> _TASK DETAILS_: Leave out the pictures and repeat the rest of the material exactly.

> _INPUT RECORDS_:
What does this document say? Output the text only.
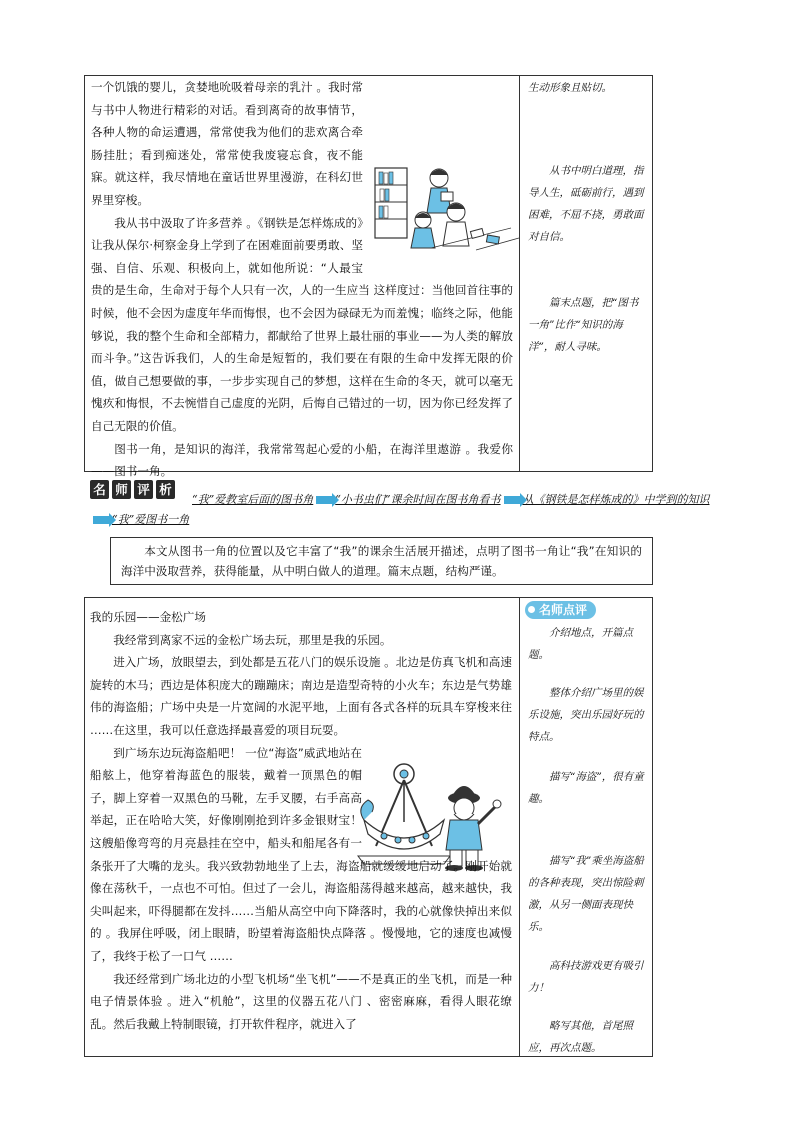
一个饥饿的婴儿，贪婪地吮吸着母亲的乳汁 。我时常与书中人物进行精彩的对话。看到离奇的故事情节，各种人物的命运遭遇，常常使我为他们的悲欢离合牵肠挂肚；看到痴迷处，常常使我废寝忘食，夜不能寐。就这样，我尽情地在童话世界里漫游，在科幻世界里穿梭。

我从书中汲取了许多营养 。《钢铁是怎样炼成的》让我从保尔·柯察金身上学到了在困难面前要勇敢、坚强、自信、乐观、积极向上，就如他所说：“人最宝贵的是生命，生命对于每个人只有一次，人的一生应当 这样度过：当他回首往事的时候，他不会因为虚度年华而悔恨，也不会因为碌碌无为而羞愧；临终之际，他能够说，我的整个生命和全部精力，都献给了世界上最壮丽的事业——为人类的解放而斗争。”这告诉我们，人的生命是短暂的，我们要在有限的生命中发挥无限的价值，做自己想要做的事，一步步实现自己的梦想，这样在生命的冬天，就可以毫无愧疚和悔恨，不去惋惜自己虚度的光阴，后悔自己错过的一切，因为你已经发挥了自己无限的价值。

图书一角，是知识的海洋，我常常驾起心爱的小船，在海洋里遨游 。我爱你——图书一角。

生动形象且贴切。
从书中明白道理，指导人生，砥砺前行，遇到困难，不屈不挠，勇敢面对自信。
篇末点题，把“图书一角”比作“知识的海洋”，耐人寻味。
名 师 评 析
“我”爱教室后面的图书角 “小书虫们”课余时间在图书角看书 从《钢铁是怎样炼成的》中学到的知识“我”爱图书一角
本文从图书一角的位置以及它丰富了“我”的课余生活展开描述，点明了图书一角让“我”在知识的海洋中汲取营养，获得能量，从中明白做人的道理。篇末点题，结构严谨。
名师点评

我的乐园——金松广场

我经常到离家不远的金松广场去玩，那里是我的乐园。

进入广场，放眼望去，到处都是五花八门的娱乐设施 。北边是仿真飞机和高速旋转的木马；西边是体积庞大的蹦蹦床；南边是造型奇特的小火车；东边是气势雄伟的海盗船；广场中央是一片宽阔的水泥平地，上面有各式各样的玩具车穿梭来往 ……在这里，我可以任意选择最喜爱的项目玩耍。

到广场东边玩海盗船吧！ 一位“海盗”威武地站在船舷上，他穿着海蓝色的服装，戴着一顶黑色的帽子，脚上穿着一双黑色的马靴，左手叉腰，右手高高举起，正在哈哈大笑，好像刚刚抢到许多金银财宝！这艘船像弯弯的月亮悬挂在空中，船头和船尾各有一条张开了大嘴的龙头。我兴致勃勃地坐了上去，海盗船就缓缓地启动了。刚开始就像在荡秋千，一点也不可怕。但过了一会儿，海盗船荡得越来越高，越来越快，我尖叫起来，吓得腿都在发抖……当船从高空中向下降落时，我的心就像快掉出来似的 。我屏住呼吸，闭上眼睛，盼望着海盗船快点降落 。慢慢地，它的速度也减慢了，我终于松了一口气 ……

我还经常到广场北边的小型飞机场“坐飞机”——不是真正的坐飞机，而是一种电子情景体验 。进入“机舱”，这里的仪器五花八门 、密密麻麻，看得人眼花缭乱。然后我戴上特制眼镜，打开软件程序，就进入了

介绍地点，开篇点题。
整体介绍广场里的娱乐设施，突出乐园好玩的特点。
描写“海盗”，很有童趣。
描写“我”乘坐海盗船的各种表现，突出惊险刺激，从另一侧面表现快乐。
高科技游戏更有吸引力！
略写其他，首尾照应，再次点题。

> _WORKED SOLUTION_:
What does this document say? Output the text only.
一个饥饿的婴儿，贪婪地吮吸着母亲的乳汁 。我时常与书中人物进行精彩的对话。看到离奇的故事情节，各种人物的命运遭遇，常常使我为他们的悲欢离合牵肠挂肚；看到痴迷处，常常使我废寝忘食，夜不能寐。就这样，我尽情地在童话世界里漫游，在科幻世界里穿梭。

我从书中汲取了许多营养 。《钢铁是怎样炼成的》让我从保尔·柯察金身上学到了在困难面前要勇敢、坚强、自信、乐观、积极向上，就如他所说：“人最宝贵的是生命，生命对于每个人只有一次，人的一生应当 这样度过：当他回首往事的时候，他不会因为虚度年华而悔恨，也不会因为碌碌无为而羞愧；临终之际，他能够说，我的整个生命和全部精力，都献给了世界上最壮丽的事业——为人类的解放而斗争。”这告诉我们，人的生命是短暂的，我们要在有限的生命中发挥无限的价值，做自己想要做的事，一步步实现自己的梦想，这样在生命的冬天，就可以毫无愧疚和悔恨，不去惋惜自己虚度的光阴，后悔自己错过的一切，因为你已经发挥了自己无限的价值。

图书一角，是知识的海洋，我常常驾起心爱的小船，在海洋里遨游 。我爱你——图书一角。

生动形象且贴切。
从书中明白道理，指导人生，砥砺前行，遇到困难，不屈不挠，勇敢面对自信。
篇末点题，把“图书一角”比作“知识的海洋”，耐人寻味。
名 师 评 析
“我”爱教室后面的图书角 “小书虫们”课余时间在图书角看书 从《钢铁是怎样炼成的》中学到的知识“我”爱图书一角
本文从图书一角的位置以及它丰富了“我”的课余生活展开描述，点明了图书一角让“我”在知识的海洋中汲取营养，获得能量，从中明白做人的道理。篇末点题，结构严谨。
名师点评

我的乐园——金松广场

我经常到离家不远的金松广场去玩，那里是我的乐园。

进入广场，放眼望去，到处都是五花八门的娱乐设施 。北边是仿真飞机和高速旋转的木马；西边是体积庞大的蹦蹦床；南边是造型奇特的小火车；东边是气势雄伟的海盗船；广场中央是一片宽阔的水泥平地，上面有各式各样的玩具车穿梭来往 ……在这里，我可以任意选择最喜爱的项目玩耍。

到广场东边玩海盗船吧！ 一位“海盗”威武地站在船舷上，他穿着海蓝色的服装，戴着一顶黑色的帽子，脚上穿着一双黑色的马靴，左手叉腰，右手高高举起，正在哈哈大笑，好像刚刚抢到许多金银财宝！这艘船像弯弯的月亮悬挂在空中，船头和船尾各有一条张开了大嘴的龙头。我兴致勃勃地坐了上去，海盗船就缓缓地启动了。刚开始就像在荡秋千，一点也不可怕。但过了一会儿，海盗船荡得越来越高，越来越快，我尖叫起来，吓得腿都在发抖……当船从高空中向下降落时，我的心就像快掉出来似的 。我屏住呼吸，闭上眼睛，盼望着海盗船快点降落 。慢慢地，它的速度也减慢了，我终于松了一口气 ……

我还经常到广场北边的小型飞机场“坐飞机”——不是真正的坐飞机，而是一种电子情景体验 。进入“机舱”，这里的仪器五花八门 、密密麻麻，看得人眼花缭乱。然后我戴上特制眼镜，打开软件程序，就进入了

介绍地点，开篇点题。
整体介绍广场里的娱乐设施，突出乐园好玩的特点。
描写“海盗”，很有童趣。
描写“我”乘坐海盗船的各种表现，突出惊险刺激，从另一侧面表现快乐。
高科技游戏更有吸引力！
略写其他，首尾照应，再次点题。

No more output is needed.